[Stored data entries]

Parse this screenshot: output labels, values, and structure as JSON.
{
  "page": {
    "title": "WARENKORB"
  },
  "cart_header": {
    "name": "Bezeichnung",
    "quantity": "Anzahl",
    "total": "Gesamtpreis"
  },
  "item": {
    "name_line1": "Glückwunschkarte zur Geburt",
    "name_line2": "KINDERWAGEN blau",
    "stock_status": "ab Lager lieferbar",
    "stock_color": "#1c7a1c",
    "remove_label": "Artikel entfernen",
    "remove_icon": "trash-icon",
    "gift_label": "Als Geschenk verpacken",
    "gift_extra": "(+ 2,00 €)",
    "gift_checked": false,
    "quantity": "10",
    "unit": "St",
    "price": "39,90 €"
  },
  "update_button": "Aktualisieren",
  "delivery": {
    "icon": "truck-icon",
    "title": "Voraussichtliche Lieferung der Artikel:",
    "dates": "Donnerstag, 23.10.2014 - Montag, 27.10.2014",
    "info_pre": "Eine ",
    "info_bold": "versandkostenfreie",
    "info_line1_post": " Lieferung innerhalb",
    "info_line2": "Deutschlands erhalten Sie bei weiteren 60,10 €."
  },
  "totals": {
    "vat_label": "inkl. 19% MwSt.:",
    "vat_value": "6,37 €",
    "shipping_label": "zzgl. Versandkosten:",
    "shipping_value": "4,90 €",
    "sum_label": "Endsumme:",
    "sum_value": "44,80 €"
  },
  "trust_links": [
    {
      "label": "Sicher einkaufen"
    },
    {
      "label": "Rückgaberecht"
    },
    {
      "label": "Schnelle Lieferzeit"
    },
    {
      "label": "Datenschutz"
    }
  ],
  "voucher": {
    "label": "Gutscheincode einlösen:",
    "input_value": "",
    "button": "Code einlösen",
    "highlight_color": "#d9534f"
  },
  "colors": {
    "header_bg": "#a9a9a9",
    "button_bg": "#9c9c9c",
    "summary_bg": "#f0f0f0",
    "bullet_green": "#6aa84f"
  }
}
==
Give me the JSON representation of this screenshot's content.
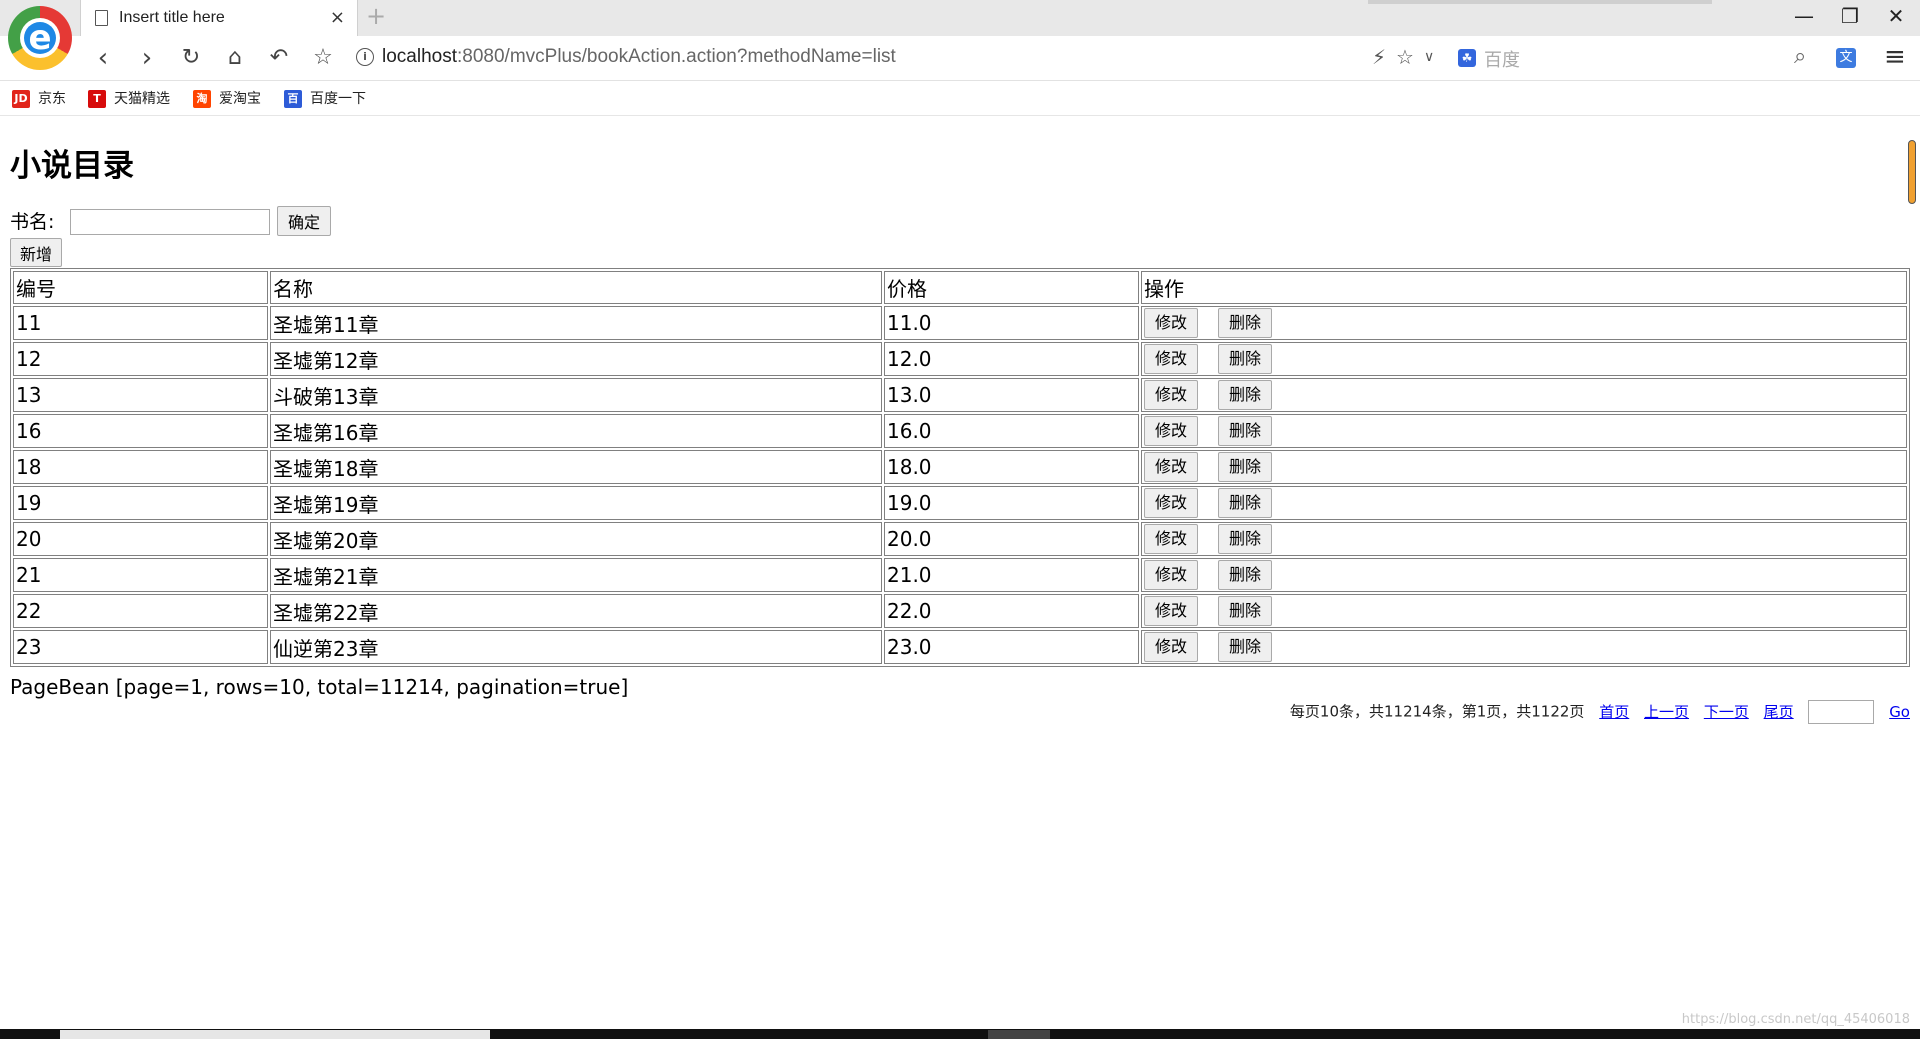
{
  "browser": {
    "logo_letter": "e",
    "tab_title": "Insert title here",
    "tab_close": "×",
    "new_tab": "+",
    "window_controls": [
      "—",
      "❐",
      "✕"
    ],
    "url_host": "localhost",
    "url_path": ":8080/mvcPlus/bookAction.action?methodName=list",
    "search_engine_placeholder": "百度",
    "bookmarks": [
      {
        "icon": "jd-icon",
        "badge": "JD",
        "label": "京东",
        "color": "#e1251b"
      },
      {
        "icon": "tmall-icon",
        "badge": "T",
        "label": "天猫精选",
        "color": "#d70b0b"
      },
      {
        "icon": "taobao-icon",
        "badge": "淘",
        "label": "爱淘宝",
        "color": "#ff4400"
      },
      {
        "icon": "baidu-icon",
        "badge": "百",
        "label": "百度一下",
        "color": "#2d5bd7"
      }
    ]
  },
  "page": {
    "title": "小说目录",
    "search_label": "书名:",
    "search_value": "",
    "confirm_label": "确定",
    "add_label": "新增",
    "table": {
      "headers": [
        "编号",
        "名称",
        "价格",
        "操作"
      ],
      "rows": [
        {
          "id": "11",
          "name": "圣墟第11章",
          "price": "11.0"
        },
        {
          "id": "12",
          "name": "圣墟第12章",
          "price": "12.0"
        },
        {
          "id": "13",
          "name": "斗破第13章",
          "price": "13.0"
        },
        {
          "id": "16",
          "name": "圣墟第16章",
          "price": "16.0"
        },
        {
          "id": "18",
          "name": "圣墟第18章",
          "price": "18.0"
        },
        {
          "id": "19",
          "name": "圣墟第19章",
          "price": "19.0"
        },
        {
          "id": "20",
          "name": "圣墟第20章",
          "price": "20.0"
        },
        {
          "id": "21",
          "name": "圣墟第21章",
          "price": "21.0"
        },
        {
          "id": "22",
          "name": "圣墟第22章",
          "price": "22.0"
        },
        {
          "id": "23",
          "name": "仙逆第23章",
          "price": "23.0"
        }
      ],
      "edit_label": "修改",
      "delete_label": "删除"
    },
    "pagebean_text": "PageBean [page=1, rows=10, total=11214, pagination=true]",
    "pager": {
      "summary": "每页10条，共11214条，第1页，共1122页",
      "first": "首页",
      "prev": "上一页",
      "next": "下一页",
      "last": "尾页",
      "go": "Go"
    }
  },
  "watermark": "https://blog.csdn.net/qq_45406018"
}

PROBLEM DETAILS:
Which lines in the listing above hold the word "Artikel"? Show each of them.

EXERCISE RESULT:
    "remove_label": "Artikel entfernen",
    "title": "Voraussichtliche Lieferung der Artikel:",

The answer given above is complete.